◆ **Exercise directions**: Write out every entry word for word.

Records from a collection of figures
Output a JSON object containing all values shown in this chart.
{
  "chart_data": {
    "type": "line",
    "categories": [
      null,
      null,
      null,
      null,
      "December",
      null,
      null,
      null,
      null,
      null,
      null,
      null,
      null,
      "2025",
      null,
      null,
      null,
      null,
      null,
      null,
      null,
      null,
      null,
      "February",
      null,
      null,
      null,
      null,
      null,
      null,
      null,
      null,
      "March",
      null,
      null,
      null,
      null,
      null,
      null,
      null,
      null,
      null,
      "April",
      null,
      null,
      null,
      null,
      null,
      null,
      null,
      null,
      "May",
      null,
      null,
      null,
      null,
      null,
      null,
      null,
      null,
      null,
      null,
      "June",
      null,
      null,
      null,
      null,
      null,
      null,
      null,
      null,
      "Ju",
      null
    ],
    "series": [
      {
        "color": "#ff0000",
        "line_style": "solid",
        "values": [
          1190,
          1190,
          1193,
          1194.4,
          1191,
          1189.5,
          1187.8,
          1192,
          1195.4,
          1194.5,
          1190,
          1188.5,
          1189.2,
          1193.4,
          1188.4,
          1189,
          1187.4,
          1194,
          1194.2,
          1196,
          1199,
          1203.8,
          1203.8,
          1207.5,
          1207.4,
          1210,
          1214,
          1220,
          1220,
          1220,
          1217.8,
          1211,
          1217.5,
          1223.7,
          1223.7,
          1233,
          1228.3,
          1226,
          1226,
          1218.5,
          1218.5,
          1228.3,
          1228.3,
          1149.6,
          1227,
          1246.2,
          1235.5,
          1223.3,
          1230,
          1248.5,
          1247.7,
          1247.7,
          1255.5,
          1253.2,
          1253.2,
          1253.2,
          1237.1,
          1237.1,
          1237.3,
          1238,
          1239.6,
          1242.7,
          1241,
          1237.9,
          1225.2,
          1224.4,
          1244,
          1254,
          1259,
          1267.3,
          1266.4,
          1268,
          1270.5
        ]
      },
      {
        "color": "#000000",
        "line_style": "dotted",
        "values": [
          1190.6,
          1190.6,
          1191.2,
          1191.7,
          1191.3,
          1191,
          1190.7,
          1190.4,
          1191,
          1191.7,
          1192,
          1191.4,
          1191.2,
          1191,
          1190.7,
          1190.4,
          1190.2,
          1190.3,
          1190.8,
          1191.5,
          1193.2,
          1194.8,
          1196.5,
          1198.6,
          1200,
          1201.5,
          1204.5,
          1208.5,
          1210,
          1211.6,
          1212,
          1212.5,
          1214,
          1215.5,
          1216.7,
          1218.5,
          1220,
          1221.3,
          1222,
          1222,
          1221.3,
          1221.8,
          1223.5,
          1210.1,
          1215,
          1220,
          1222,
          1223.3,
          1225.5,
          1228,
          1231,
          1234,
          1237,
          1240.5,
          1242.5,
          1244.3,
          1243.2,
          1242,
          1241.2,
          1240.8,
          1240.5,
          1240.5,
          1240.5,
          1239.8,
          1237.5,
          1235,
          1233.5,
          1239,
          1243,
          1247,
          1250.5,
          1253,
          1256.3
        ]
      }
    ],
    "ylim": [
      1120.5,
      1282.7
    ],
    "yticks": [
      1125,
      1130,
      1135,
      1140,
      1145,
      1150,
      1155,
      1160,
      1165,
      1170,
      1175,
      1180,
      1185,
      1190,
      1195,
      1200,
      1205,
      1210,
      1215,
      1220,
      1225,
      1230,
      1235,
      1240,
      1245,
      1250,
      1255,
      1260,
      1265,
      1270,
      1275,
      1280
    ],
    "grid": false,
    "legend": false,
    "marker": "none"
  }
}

◆ **Answer for the task**:
Output a JSON object containing all values shown in this chart.
{
  "chart_data": {
    "type": "line",
    "categories": [
      null,
      null,
      null,
      null,
      "December",
      null,
      null,
      null,
      null,
      null,
      null,
      null,
      null,
      "2025",
      null,
      null,
      null,
      null,
      null,
      null,
      null,
      null,
      null,
      "February",
      null,
      null,
      null,
      null,
      null,
      null,
      null,
      null,
      "March",
      null,
      null,
      null,
      null,
      null,
      null,
      null,
      null,
      null,
      "April",
      null,
      null,
      null,
      null,
      null,
      null,
      null,
      null,
      "May",
      null,
      null,
      null,
      null,
      null,
      null,
      null,
      null,
      null,
      null,
      "June",
      null,
      null,
      null,
      null,
      null,
      null,
      null,
      null,
      "Ju",
      null
    ],
    "series": [
      {
        "color": "#ff0000",
        "line_style": "solid",
        "values": [
          1190,
          1190,
          1193,
          1194.4,
          1191,
          1189.5,
          1187.8,
          1192,
          1195.4,
          1194.5,
          1190,
          1188.5,
          1189.2,
          1193.4,
          1188.4,
          1189,
          1187.4,
          1194,
          1194.2,
          1196,
          1199,
          1203.8,
          1203.8,
          1207.5,
          1207.4,
          1210,
          1214,
          1220,
          1220,
          1220,
          1217.8,
          1211,
          1217.5,
          1223.7,
          1223.7,
          1233,
          1228.3,
          1226,
          1226,
          1218.5,
          1218.5,
          1228.3,
          1228.3,
          1149.6,
          1227,
          1246.2,
          1235.5,
          1223.3,
          1230,
          1248.5,
          1247.7,
          1247.7,
          1255.5,
          1253.2,
          1253.2,
          1253.2,
          1237.1,
          1237.1,
          1237.3,
          1238,
          1239.6,
          1242.7,
          1241,
          1237.9,
          1225.2,
          1224.4,
          1244,
          1254,
          1259,
          1267.3,
          1266.4,
          1268,
          1270.5
        ]
      },
      {
        "color": "#000000",
        "line_style": "dotted",
        "values": [
          1190.6,
          1190.6,
          1191.2,
          1191.7,
          1191.3,
          1191,
          1190.7,
          1190.4,
          1191,
          1191.7,
          1192,
          1191.4,
          1191.2,
          1191,
          1190.7,
          1190.4,
          1190.2,
          1190.3,
          1190.8,
          1191.5,
          1193.2,
          1194.8,
          1196.5,
          1198.6,
          1200,
          1201.5,
          1204.5,
          1208.5,
          1210,
          1211.6,
          1212,
          1212.5,
          1214,
          1215.5,
          1216.7,
          1218.5,
          1220,
          1221.3,
          1222,
          1222,
          1221.3,
          1221.8,
          1223.5,
          1210.1,
          1215,
          1220,
          1222,
          1223.3,
          1225.5,
          1228,
          1231,
          1234,
          1237,
          1240.5,
          1242.5,
          1244.3,
          1243.2,
          1242,
          1241.2,
          1240.8,
          1240.5,
          1240.5,
          1240.5,
          1239.8,
          1237.5,
          1235,
          1233.5,
          1239,
          1243,
          1247,
          1250.5,
          1253,
          1256.3
        ]
      }
    ],
    "ylim": [
      1120.5,
      1282.7
    ],
    "yticks": [
      1125,
      1130,
      1135,
      1140,
      1145,
      1150,
      1155,
      1160,
      1165,
      1170,
      1175,
      1180,
      1185,
      1190,
      1195,
      1200,
      1205,
      1210,
      1215,
      1220,
      1225,
      1230,
      1235,
      1240,
      1245,
      1250,
      1255,
      1260,
      1265,
      1270,
      1275,
      1280
    ],
    "grid": false,
    "legend": false,
    "marker": "none"
  }
}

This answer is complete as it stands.